• _AIM_
The answer is one number: how many lines hold the string "市司法局".

• _Data extracted from a collection_

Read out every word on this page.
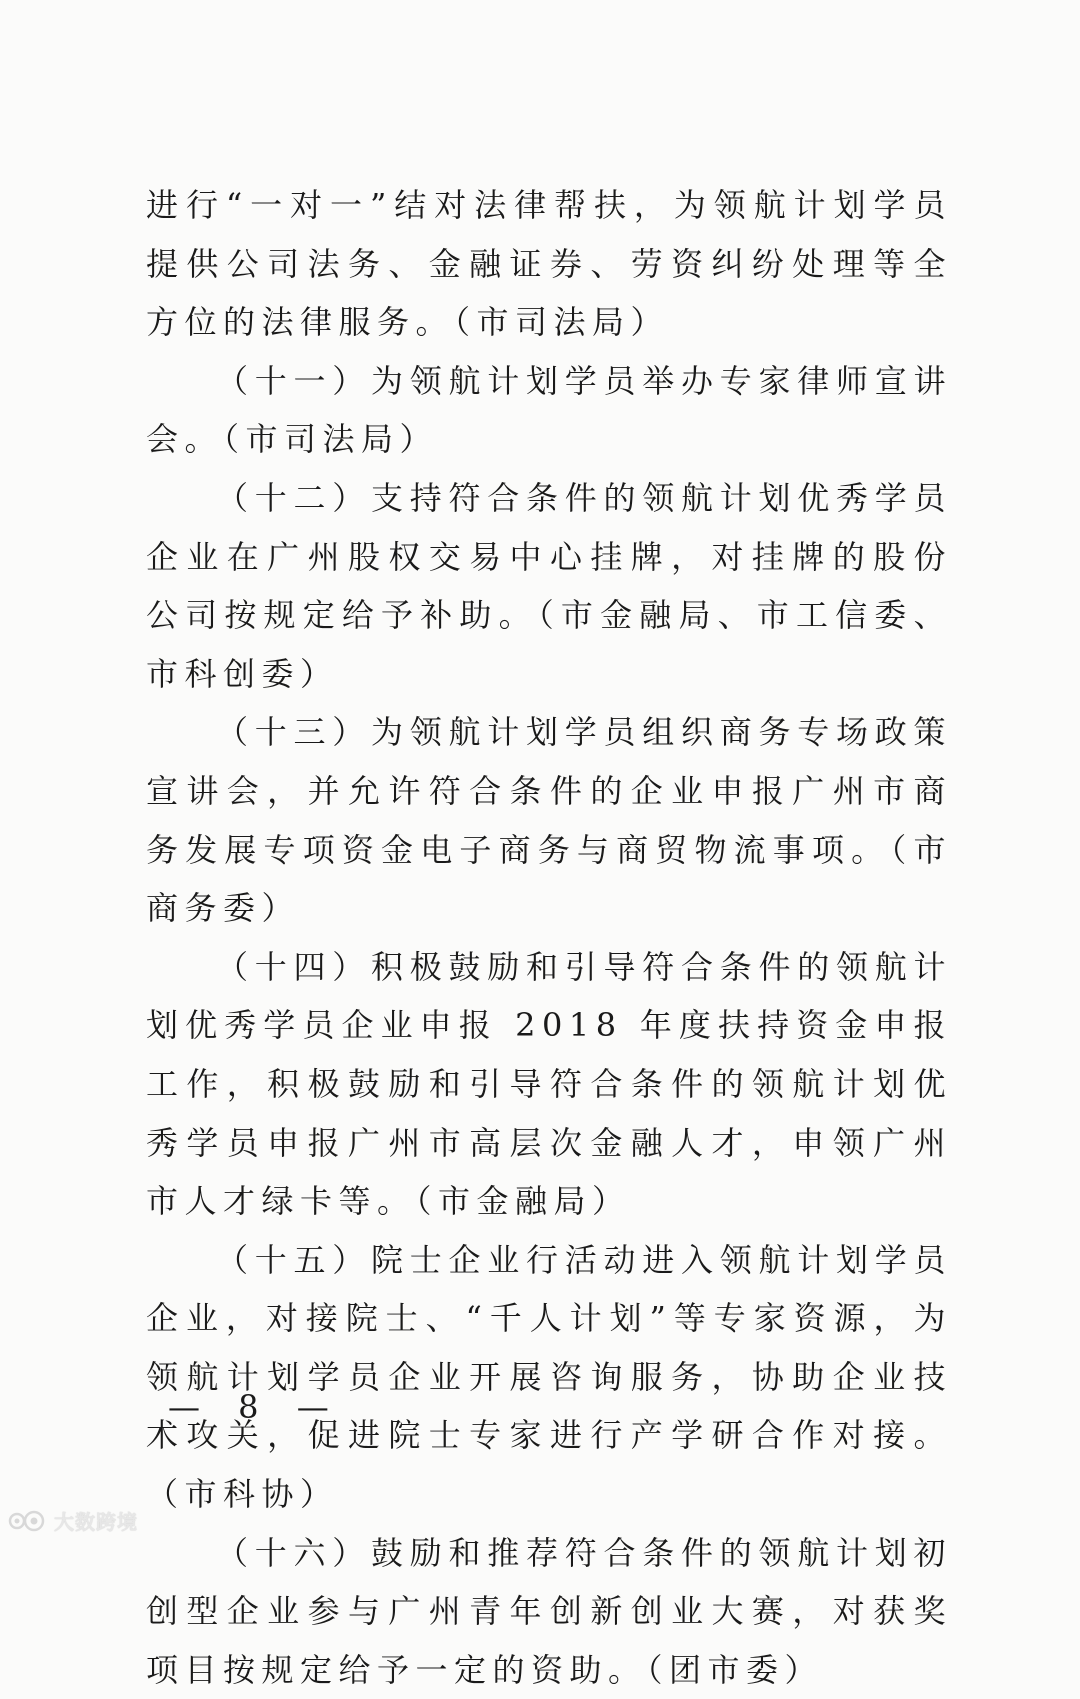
进行“一对一”结对法律帮扶，为领航计划学员提供公司法务、金融证券、劳资纠纷处理等全方位的法律服务。（市司法局）

（十一）为领航计划学员举办专家律师宣讲会。（市司法局）

（十二）支持符合条件的领航计划优秀学员企业在广州股权交易中心挂牌，对挂牌的股份公司按规定给予补助。（市金融局、市工信委、市科创委）

（十三）为领航计划学员组织商务专场政策宣讲会，并允许符合条件的企业申报广州市商务发展专项资金电子商务与商贸物流事项。（市商务委）

（十四）积极鼓励和引导符合条件的领航计划优秀学员企业申报 2018 年度扶持资金申报工作，积极鼓励和引导符合条件的领航计划优秀学员申报广州市高层次金融人才，申领广州市人才绿卡等。（市金融局）

（十五）院士企业行活动进入领航计划学员企业，对接院士、“千人计划”等专家资源，为领航计划学员企业开展咨询服务，协助企业技术攻关，促进院士专家进行产学研合作对接。（市科协）

（十六）鼓励和推荐符合条件的领航计划初创型企业参与广州青年创新创业大赛，对获奖项目按规定给予一定的资助。（团市委）

— 8 —
大数跨境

• _COMPLETE RESPONSE_
2